## The task
Leave the pictures out, and retype all of the material exactly as written.

## Dataset records

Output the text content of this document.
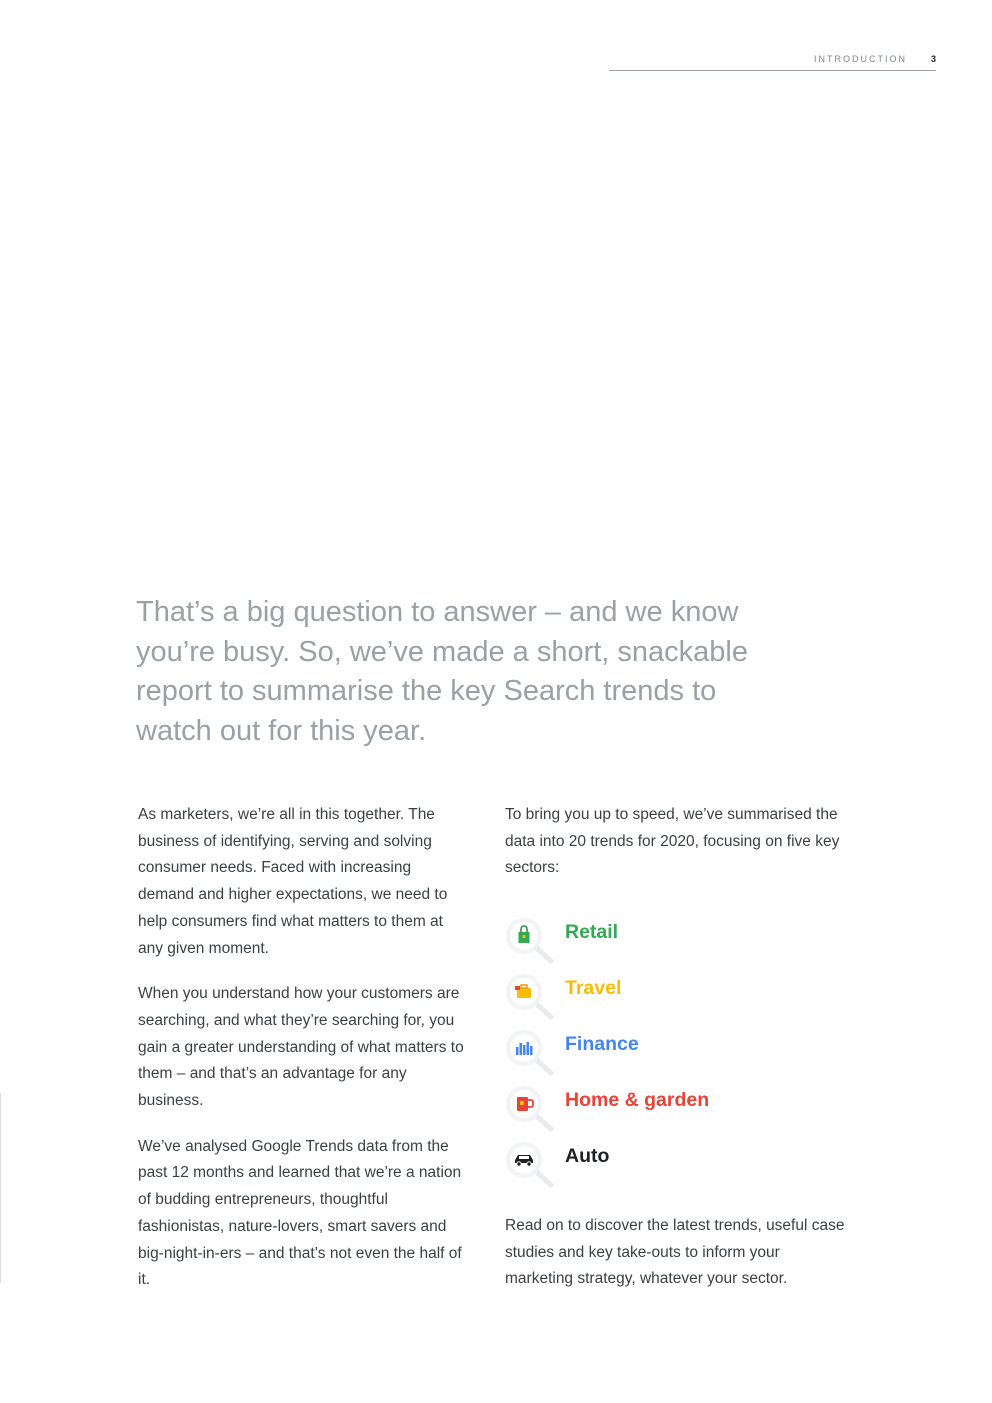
INTRODUCTION	3
That’s a big question to answer – and we know you’re busy. So, we’ve made a short, snackable report to summarise the key Search trends to watch out for this year.

As marketers, we’re all in this together. The business of identifying, serving and solving consumer needs. Faced with increasing demand and higher expectations, we need to help consumers find what matters to them at any given moment.

When you understand how your customers are searching, and what they’re searching for, you gain a greater understanding of what matters to them – and that’s an advantage for any business.

We’ve analysed Google Trends data from the past 12 months and learned that we’re a nation of budding entrepreneurs, thoughtful fashionistas, nature-lovers, smart savers and big-night-in-ers – and that’s not even the half of it.

To bring you up to speed, we’ve summarised the data into 20 trends for 2020, focusing on five key sectors:

Retail
Travel
Finance
Home & garden
Auto
Read on to discover the latest trends, useful case studies and key take-outs to inform your marketing strategy, whatever your sector.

## Response for this exercise
Output the text content of this document.
INTRODUCTION	3
That’s a big question to answer – and we know you’re busy. So, we’ve made a short, snackable report to summarise the key Search trends to watch out for this year.

As marketers, we’re all in this together. The business of identifying, serving and solving consumer needs. Faced with increasing demand and higher expectations, we need to help consumers find what matters to them at any given moment.

When you understand how your customers are searching, and what they’re searching for, you gain a greater understanding of what matters to them – and that’s an advantage for any business.

We’ve analysed Google Trends data from the past 12 months and learned that we’re a nation of budding entrepreneurs, thoughtful fashionistas, nature-lovers, smart savers and big-night-in-ers – and that’s not even the half of it.

To bring you up to speed, we’ve summarised the data into 20 trends for 2020, focusing on five key sectors:

Retail
Travel
Finance
Home & garden
Auto
Read on to discover the latest trends, useful case studies and key take-outs to inform your marketing strategy, whatever your sector.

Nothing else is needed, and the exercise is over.